• **Task prompt**: Keep only the lines that hold the string "size", filtering out the rest of the entries below.

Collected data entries
....................
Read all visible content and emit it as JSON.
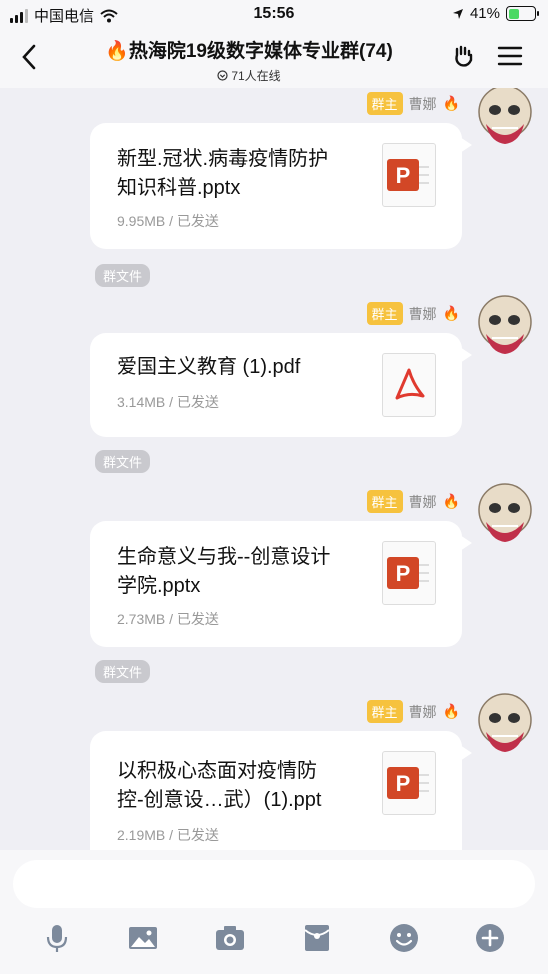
{
  "status": {
    "carrier": "中国电信",
    "time": "15:56",
    "battery": "41%",
    "battery_level": 0.41
  },
  "header": {
    "title": "热海院19级数字媒体专业群(74)",
    "online": "71人在线"
  },
  "messages": [
    {
      "badge": "群主",
      "sender": "曹娜",
      "file_line1": "新型.冠状.病毒疫情防护",
      "file_line2": "知识科普.pptx",
      "size": "9.95MB / 已发送",
      "icon": "powerpoint-icon",
      "tag": "群文件"
    },
    {
      "badge": "群主",
      "sender": "曹娜",
      "file_line1": "爱国主义教育 (1).pdf",
      "file_line2": "",
      "size": "3.14MB / 已发送",
      "icon": "pdf-icon",
      "tag": "群文件"
    },
    {
      "badge": "群主",
      "sender": "曹娜",
      "file_line1": "生命意义与我--创意设计",
      "file_line2": "学院.pptx",
      "size": "2.73MB / 已发送",
      "icon": "powerpoint-icon",
      "tag": "群文件"
    },
    {
      "badge": "群主",
      "sender": "曹娜",
      "file_line1": "以积极心态面对疫情防",
      "file_line2": "控-创意设…武）(1).ppt",
      "size": "2.19MB / 已发送",
      "icon": "powerpoint-icon"
    }
  ],
  "toolbar": [
    "microphone-icon",
    "image-icon",
    "camera-icon",
    "red-packet-icon",
    "emoji-icon",
    "plus-icon"
  ],
  "colors": {
    "badge": "#f6c23e",
    "ppt": "#d24726",
    "pdf": "#e03a2f",
    "tag": "#c9c9ce"
  }
}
....................
• **Expected answer**:
      "size": "9.95MB / 已发送",
      "size": "3.14MB / 已发送",
      "size": "2.73MB / 已发送",
      "size": "2.19MB / 已发送",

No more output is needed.